-- SHORT TASK --
Scan the data. Collect each line that contains the word "residence".

-- DATA SHOWN --
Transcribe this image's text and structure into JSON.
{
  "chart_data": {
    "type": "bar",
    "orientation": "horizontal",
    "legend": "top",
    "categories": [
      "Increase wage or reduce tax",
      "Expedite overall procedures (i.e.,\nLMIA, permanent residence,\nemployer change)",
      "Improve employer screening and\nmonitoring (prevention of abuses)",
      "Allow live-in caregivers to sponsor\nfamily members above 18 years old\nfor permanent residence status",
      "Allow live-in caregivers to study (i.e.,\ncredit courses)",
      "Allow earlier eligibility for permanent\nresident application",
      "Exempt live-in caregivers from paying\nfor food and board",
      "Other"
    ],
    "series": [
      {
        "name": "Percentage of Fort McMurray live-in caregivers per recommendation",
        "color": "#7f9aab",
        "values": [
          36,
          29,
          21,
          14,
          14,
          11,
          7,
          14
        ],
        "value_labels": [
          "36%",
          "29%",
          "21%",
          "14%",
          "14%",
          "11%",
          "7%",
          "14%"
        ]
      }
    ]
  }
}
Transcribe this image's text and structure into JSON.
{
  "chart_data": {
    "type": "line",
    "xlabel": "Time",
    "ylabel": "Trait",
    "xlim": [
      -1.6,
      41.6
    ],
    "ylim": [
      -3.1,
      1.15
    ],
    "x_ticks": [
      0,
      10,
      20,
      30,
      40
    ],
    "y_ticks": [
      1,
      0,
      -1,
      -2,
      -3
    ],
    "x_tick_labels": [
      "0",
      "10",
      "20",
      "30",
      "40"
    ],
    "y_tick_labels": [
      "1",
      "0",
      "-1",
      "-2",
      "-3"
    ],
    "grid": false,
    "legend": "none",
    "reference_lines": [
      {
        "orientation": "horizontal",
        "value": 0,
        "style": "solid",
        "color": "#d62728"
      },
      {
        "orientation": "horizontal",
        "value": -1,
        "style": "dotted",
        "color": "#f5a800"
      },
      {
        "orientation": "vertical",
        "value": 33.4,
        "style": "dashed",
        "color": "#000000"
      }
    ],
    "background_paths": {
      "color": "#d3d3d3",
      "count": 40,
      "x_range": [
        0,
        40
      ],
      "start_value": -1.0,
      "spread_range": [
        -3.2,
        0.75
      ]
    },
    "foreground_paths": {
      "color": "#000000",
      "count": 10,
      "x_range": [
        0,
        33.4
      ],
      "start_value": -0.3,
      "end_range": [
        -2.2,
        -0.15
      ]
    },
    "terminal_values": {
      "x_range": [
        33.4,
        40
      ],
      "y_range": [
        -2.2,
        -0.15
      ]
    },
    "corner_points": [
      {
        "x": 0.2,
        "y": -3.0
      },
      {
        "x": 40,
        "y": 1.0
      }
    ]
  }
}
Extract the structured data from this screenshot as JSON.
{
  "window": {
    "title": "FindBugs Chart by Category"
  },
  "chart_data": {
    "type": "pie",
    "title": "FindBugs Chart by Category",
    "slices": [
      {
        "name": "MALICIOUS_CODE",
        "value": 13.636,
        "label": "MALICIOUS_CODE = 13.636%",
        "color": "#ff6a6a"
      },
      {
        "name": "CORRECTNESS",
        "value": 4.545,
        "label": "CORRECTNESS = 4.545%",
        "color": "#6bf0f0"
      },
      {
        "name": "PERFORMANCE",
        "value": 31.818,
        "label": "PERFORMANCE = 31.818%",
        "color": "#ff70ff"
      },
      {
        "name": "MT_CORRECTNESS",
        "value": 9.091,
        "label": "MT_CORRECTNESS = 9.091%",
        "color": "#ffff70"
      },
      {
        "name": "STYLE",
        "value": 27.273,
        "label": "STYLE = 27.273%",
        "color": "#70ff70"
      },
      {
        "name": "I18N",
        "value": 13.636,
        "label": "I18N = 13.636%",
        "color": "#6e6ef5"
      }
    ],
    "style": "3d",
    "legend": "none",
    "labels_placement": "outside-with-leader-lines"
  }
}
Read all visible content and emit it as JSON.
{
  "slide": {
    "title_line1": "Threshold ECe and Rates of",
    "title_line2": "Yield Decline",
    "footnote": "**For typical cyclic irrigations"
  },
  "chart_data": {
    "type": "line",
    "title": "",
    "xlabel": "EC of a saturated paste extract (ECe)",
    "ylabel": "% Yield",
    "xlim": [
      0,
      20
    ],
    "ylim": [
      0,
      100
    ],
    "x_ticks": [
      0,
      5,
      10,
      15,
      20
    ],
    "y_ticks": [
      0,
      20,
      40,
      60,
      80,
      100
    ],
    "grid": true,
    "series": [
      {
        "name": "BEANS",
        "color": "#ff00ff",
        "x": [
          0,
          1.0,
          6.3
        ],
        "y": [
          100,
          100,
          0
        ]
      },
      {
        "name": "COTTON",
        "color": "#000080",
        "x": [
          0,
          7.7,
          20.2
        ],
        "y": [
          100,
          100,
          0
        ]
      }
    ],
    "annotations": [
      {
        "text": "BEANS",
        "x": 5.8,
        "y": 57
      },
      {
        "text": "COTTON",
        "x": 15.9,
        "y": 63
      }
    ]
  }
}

-- PROBLEM SOLUTION --
      "Expedite overall procedures (i.e.,\nLMIA, permanent residence,\nemployer change)",
      "Allow live-in caregivers to sponsor\nfamily members above 18 years old\nfor permanent residence status",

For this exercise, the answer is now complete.